Exercise tasks:
• a. Render this sentence from the update_engine commit text in Spanish: "I do this _after_ we initialize logging, so that we don't create log files with unnecessarily restrictive permissions."
• b. Extend the update_engine commit text beyond its final line.

[update_engine] Fix file creation mask to be 0600
In addition to changing the write() call in utils.cc, I also set the umask
of the process to be 177 -- meaning that files will be AT MOST -rw-------
I do this _after_ we initialize logging, so that we don't create log files
with unnecessarily restrictive permissions.
BUG=chromium-os:6581
TEST=Unit tests,
Change-Id: Id6b805a1524af391755bc1df69ec0f6c382154c2
[update_engine] Ensure that created files have restrictive permissions
Change-Id: If93e043465083f7c48619d0e7163dd73f8c46090
Review URL: http://codereview.chromium.org/3495002
diff --git a/main.cc b/main.cc
index f027033..daa5eda 100644
--- a/main.cc
+++ b/main.cc
@@ -13,6 +13,8 @@
#include <gflags/gflags.h>
#include <glib.h>
#include <metrics/metrics_library.h>
+#include <sys/types.h>
+#include <sys/stat.h>
#include "update_engine/dbus_constants.h"

Source information:
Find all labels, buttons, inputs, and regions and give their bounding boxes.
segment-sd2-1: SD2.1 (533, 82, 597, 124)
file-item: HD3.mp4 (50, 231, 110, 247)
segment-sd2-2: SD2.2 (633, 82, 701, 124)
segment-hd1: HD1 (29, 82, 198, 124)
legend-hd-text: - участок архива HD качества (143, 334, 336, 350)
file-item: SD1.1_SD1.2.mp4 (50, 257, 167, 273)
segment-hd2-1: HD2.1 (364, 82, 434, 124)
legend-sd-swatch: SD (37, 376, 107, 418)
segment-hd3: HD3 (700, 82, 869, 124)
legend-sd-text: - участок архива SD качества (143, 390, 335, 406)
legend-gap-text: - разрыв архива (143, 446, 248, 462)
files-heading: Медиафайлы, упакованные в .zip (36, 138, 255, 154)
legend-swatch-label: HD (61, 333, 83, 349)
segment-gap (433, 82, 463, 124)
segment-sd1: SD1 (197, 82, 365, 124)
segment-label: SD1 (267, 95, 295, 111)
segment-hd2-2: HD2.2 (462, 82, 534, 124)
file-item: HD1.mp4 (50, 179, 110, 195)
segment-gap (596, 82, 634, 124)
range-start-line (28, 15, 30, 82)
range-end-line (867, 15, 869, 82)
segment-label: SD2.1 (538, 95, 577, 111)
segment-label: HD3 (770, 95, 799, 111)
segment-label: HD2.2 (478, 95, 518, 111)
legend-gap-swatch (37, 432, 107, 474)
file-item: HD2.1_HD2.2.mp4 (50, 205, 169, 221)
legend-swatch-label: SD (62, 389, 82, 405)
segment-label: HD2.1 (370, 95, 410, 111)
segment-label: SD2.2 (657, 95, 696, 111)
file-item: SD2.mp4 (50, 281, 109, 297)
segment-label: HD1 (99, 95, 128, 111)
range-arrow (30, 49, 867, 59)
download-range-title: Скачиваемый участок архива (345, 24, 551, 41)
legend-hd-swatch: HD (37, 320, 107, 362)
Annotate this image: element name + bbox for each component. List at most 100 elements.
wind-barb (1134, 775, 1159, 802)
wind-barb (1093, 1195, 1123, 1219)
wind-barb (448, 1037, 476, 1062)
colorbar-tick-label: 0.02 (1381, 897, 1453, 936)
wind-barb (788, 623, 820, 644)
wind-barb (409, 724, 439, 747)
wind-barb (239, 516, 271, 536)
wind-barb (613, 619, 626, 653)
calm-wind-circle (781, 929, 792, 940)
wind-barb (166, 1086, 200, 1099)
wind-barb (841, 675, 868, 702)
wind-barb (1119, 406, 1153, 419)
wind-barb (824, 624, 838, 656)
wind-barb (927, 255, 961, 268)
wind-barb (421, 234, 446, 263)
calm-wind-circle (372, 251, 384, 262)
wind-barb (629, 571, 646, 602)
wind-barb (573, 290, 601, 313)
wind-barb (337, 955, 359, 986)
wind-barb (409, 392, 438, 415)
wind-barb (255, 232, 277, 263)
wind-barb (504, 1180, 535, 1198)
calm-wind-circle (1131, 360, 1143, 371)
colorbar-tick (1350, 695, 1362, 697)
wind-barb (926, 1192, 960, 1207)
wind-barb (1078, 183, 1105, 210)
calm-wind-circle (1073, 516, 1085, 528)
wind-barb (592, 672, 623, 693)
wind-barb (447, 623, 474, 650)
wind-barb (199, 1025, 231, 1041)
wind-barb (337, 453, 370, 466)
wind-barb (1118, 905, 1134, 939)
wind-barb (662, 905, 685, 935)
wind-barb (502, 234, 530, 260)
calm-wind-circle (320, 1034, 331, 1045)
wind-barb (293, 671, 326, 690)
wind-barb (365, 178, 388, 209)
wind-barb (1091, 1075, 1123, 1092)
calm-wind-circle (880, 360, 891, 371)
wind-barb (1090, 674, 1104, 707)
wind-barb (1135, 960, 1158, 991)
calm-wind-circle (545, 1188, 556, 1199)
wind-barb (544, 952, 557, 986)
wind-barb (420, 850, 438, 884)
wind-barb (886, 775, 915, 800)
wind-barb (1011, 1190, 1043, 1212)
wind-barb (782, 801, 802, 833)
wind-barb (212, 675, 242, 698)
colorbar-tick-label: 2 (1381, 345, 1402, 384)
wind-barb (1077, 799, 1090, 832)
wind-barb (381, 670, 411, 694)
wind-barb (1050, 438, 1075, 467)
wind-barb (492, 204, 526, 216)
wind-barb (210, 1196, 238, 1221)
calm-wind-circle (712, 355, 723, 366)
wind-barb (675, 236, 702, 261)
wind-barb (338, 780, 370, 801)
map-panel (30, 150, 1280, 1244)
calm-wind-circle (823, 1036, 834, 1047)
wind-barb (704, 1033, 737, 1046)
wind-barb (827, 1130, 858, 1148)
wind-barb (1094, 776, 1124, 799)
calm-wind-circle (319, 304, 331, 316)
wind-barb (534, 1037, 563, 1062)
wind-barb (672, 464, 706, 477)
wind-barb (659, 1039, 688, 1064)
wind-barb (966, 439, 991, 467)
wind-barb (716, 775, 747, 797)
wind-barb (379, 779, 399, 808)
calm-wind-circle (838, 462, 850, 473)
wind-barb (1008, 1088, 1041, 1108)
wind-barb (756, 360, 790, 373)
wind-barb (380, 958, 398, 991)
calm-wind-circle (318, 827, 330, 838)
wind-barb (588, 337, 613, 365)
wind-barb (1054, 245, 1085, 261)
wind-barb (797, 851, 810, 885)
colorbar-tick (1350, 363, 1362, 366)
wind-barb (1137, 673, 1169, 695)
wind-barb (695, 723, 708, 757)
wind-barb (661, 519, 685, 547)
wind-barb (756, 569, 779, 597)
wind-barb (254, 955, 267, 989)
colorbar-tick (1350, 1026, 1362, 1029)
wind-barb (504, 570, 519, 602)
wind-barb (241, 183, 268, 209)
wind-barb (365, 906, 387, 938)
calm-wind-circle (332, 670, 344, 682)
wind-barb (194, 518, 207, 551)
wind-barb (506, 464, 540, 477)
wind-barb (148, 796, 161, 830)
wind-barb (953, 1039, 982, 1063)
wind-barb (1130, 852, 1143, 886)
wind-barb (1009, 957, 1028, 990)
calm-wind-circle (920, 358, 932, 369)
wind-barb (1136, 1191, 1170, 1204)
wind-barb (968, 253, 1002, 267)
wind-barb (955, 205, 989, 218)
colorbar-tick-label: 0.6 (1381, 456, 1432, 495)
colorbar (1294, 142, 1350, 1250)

Exercise responses:
• a. Hago esto _después_ de inicializar el registro, para no crear archivos de registro con permisos innecesariamente restrictivos.

• b.
#include "update_engine/dbus_service.h"
@@ -105,6 +107,12 @@
LOG(INFO) << "Chrome OS Update Engine starting";
+ // Ensure that all written files have safe permissions.
+ // This is a mask, so we _block_ execute for the owner, and ALL
+ // permissions for other users.
+ // Done _after_ log file creation.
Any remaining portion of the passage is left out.